= Data extract =
• • • • • • •

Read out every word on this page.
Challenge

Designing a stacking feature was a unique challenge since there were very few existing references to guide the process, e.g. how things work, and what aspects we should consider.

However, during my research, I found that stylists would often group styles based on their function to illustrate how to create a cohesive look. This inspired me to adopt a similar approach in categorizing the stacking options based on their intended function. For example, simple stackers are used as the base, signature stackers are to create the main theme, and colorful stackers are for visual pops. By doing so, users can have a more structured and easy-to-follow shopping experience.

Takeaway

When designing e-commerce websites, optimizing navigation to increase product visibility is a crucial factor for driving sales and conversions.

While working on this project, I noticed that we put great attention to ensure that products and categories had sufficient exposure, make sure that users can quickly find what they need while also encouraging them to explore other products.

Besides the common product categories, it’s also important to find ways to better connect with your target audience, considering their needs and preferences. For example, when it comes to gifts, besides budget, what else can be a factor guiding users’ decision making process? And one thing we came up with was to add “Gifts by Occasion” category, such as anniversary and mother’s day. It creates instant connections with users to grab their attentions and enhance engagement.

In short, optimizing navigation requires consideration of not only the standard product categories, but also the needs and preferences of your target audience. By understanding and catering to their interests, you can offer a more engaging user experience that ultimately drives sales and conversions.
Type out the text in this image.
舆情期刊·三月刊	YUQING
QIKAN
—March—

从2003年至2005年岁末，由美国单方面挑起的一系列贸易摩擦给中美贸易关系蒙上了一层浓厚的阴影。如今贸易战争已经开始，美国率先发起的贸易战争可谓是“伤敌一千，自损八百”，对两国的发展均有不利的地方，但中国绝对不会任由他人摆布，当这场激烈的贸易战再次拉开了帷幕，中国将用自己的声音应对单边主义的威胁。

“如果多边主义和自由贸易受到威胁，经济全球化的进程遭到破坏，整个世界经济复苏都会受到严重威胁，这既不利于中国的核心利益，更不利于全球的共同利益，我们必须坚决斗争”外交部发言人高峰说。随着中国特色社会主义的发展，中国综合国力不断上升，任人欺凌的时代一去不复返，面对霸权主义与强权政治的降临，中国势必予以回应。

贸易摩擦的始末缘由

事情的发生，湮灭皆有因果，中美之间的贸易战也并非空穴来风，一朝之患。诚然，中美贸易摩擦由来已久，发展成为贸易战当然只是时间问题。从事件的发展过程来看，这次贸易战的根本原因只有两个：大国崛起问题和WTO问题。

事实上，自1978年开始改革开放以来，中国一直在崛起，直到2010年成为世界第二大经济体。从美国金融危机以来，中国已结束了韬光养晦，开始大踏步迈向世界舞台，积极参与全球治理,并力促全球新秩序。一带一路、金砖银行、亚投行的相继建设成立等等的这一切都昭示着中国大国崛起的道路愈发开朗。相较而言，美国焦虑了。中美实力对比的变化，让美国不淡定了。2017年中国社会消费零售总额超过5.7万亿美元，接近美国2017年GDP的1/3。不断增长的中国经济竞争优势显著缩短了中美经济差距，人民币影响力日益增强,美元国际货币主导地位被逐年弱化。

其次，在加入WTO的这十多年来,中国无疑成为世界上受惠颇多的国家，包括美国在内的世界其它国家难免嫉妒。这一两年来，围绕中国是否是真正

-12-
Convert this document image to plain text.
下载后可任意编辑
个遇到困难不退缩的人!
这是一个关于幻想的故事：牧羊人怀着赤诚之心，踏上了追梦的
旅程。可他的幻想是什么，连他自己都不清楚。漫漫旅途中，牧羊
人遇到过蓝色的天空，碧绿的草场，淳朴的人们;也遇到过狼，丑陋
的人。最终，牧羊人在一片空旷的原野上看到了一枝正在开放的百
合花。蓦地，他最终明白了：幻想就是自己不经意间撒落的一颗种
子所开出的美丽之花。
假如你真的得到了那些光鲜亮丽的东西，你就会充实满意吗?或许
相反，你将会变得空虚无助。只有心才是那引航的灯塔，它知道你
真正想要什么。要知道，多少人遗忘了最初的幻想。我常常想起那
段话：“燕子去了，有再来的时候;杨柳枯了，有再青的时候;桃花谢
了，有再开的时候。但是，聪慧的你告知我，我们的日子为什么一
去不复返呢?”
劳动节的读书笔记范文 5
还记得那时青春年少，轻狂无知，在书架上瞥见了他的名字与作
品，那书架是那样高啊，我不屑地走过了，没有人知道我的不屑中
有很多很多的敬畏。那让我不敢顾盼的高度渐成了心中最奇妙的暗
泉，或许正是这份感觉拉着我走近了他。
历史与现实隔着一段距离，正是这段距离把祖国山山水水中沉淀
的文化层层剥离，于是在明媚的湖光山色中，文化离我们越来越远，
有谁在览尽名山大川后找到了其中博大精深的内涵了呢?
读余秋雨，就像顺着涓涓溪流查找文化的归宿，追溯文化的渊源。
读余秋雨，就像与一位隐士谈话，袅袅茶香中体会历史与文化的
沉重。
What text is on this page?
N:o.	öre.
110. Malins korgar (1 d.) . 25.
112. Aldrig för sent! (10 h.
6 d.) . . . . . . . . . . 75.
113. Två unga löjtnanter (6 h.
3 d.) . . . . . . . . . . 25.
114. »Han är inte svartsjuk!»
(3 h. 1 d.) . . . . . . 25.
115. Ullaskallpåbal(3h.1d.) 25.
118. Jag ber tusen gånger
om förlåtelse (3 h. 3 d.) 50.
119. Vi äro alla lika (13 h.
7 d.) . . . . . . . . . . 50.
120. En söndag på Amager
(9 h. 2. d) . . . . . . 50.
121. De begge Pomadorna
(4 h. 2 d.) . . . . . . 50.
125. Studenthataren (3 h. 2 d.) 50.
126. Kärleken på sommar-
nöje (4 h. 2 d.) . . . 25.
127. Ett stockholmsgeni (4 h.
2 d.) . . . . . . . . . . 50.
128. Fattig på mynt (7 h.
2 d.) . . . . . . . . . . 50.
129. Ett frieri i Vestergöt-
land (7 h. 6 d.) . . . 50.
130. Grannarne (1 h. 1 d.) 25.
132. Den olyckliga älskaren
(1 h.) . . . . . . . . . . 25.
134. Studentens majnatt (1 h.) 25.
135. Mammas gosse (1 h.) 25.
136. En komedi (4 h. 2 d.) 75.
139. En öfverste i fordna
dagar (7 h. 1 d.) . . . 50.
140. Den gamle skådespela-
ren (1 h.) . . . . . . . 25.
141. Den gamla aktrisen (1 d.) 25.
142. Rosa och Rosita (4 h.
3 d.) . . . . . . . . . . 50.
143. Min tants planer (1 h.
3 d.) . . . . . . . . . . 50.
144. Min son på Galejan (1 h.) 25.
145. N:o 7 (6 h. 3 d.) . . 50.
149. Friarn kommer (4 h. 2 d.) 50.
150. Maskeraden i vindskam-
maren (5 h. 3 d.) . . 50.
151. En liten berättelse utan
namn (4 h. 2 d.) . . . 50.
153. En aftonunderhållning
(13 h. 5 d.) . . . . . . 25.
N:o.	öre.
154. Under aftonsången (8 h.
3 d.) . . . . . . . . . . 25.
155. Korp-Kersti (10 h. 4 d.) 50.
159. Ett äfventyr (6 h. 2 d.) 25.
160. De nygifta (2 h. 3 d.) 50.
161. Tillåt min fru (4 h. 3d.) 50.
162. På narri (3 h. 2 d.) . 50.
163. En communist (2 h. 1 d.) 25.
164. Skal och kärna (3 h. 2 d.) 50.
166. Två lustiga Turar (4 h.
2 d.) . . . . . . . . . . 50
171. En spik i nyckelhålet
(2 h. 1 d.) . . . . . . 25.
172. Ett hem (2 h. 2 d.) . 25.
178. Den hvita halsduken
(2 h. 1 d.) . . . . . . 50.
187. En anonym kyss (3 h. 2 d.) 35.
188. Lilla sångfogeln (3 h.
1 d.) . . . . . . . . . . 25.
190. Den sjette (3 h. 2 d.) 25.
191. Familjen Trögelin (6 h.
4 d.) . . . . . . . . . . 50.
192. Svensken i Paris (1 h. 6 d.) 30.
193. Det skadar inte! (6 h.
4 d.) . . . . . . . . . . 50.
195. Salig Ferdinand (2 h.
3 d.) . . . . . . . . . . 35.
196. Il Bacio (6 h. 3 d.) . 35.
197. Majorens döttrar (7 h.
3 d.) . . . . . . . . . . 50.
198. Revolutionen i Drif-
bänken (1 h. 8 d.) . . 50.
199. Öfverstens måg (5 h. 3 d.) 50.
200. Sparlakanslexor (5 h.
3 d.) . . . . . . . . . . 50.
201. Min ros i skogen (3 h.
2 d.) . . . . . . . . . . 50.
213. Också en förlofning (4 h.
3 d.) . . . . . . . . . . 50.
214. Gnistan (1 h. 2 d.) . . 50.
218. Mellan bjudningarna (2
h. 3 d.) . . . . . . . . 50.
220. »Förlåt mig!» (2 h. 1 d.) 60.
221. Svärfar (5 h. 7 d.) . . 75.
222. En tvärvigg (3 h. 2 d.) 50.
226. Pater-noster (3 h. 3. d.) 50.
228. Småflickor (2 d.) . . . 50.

• • • • • • •

= Directions =
Count up the lines in the listing that hold the word "preferences", and give that number only.

= Reply =
2